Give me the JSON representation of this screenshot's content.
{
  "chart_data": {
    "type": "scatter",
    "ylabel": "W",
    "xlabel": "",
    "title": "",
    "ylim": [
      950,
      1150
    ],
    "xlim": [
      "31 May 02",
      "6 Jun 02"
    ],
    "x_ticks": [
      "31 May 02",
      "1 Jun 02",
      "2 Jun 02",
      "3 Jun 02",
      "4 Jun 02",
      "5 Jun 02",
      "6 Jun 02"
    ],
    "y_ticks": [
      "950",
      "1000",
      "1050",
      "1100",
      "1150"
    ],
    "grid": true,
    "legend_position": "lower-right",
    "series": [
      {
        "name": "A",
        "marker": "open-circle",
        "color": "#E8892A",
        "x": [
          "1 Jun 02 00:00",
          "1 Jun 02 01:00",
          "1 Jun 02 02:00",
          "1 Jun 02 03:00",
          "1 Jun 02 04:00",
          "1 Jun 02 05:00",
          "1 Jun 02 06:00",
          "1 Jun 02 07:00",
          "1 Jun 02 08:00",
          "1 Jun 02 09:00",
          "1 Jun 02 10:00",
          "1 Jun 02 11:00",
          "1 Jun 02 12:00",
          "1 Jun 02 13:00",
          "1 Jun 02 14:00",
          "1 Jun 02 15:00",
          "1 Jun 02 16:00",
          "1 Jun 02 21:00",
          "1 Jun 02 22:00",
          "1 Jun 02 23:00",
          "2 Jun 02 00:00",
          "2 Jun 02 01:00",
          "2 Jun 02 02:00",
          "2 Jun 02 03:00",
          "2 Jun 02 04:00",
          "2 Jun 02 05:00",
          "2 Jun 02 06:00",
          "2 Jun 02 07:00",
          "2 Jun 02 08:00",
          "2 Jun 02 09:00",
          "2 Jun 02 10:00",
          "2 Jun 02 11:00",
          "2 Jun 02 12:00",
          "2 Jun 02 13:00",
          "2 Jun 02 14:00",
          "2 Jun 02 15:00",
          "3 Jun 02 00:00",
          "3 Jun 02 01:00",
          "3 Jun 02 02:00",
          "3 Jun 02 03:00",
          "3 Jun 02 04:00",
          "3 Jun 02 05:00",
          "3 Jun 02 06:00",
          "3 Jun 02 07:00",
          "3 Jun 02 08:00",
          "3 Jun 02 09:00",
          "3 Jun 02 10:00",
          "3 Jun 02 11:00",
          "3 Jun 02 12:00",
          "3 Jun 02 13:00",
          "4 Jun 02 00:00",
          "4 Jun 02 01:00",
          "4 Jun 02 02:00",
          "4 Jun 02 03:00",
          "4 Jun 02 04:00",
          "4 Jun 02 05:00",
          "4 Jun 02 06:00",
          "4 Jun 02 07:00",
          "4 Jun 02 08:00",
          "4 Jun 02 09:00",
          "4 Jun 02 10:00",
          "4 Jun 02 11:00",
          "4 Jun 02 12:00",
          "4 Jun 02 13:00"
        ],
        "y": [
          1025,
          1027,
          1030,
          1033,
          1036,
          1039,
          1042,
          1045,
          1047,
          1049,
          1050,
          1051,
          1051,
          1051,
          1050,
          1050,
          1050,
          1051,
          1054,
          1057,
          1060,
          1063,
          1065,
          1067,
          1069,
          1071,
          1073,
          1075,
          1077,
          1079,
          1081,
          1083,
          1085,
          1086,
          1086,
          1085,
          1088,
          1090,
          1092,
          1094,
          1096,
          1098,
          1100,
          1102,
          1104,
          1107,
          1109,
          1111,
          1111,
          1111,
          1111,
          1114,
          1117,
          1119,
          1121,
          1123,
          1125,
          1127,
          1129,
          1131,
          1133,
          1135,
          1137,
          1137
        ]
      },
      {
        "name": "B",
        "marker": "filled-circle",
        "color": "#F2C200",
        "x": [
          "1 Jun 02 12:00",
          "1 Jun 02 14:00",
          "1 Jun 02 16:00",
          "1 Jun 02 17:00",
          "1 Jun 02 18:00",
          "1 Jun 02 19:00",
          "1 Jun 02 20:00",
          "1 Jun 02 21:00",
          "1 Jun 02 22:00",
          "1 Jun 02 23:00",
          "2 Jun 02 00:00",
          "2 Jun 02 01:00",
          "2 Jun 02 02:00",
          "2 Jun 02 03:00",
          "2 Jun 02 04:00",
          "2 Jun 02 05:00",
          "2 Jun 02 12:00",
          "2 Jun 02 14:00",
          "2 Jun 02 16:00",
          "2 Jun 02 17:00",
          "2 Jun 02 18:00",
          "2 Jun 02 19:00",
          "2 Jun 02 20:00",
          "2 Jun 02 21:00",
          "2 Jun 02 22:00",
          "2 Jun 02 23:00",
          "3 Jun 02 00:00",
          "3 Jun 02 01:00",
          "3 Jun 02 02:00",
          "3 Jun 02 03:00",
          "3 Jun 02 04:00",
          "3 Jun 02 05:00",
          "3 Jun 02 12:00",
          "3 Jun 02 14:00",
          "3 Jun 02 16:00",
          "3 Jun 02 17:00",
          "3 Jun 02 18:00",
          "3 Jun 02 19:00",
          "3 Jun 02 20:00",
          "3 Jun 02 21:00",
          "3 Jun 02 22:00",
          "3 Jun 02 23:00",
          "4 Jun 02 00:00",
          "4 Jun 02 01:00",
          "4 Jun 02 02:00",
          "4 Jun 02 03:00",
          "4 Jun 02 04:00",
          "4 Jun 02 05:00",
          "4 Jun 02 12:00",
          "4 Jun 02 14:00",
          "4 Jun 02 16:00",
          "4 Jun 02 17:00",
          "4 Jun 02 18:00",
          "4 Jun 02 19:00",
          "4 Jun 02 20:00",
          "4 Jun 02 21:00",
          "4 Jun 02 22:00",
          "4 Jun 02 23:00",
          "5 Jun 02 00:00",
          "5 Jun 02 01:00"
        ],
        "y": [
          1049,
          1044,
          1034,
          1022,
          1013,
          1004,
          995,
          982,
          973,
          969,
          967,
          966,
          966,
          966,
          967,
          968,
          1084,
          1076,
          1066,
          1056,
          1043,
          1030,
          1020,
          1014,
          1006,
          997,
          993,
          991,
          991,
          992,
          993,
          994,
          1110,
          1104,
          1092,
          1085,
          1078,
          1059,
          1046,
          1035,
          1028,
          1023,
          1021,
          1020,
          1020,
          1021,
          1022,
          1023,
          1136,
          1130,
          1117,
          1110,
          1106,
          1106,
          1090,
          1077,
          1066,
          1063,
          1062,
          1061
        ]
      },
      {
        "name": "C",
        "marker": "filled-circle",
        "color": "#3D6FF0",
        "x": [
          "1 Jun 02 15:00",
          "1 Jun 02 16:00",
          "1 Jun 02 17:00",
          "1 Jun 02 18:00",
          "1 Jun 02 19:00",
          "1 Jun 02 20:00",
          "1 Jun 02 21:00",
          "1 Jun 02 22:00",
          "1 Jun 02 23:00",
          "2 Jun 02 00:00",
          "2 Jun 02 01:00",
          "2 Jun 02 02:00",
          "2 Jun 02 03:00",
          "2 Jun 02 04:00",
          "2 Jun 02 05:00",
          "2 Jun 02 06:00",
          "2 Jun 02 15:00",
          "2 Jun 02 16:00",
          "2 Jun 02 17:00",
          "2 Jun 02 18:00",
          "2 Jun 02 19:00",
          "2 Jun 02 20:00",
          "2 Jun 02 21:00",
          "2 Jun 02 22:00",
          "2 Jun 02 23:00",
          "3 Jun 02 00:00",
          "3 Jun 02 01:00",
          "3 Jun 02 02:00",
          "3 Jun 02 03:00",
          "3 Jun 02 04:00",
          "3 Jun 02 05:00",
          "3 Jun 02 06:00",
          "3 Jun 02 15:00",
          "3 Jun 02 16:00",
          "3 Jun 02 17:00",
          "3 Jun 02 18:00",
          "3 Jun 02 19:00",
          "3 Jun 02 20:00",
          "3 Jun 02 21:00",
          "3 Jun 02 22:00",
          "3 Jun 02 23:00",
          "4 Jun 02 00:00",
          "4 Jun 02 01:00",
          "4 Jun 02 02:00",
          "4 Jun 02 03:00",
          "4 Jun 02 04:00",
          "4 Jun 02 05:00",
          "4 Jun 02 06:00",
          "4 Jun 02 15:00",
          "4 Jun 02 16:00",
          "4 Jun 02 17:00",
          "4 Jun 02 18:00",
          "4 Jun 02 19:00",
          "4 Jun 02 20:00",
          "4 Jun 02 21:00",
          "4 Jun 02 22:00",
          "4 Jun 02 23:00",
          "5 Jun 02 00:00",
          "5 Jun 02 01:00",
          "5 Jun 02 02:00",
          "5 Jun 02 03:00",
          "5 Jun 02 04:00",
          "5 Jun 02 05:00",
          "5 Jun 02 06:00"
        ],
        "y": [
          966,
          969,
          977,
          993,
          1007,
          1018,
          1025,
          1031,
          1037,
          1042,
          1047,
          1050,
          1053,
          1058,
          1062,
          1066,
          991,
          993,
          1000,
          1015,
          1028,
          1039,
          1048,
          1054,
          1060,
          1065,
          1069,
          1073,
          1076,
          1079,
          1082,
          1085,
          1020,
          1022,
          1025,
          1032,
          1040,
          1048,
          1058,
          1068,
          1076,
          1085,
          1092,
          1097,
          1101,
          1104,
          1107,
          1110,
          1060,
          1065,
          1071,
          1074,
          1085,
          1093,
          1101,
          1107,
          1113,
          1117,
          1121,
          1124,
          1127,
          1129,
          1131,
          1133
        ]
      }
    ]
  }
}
_____
- [Problem to solve]: Locate and copy each line in the data above that includes the word "color".

- [In response]:
        "color": "#E8892A",
        "color": "#F2C200",
        "color": "#3D6FF0",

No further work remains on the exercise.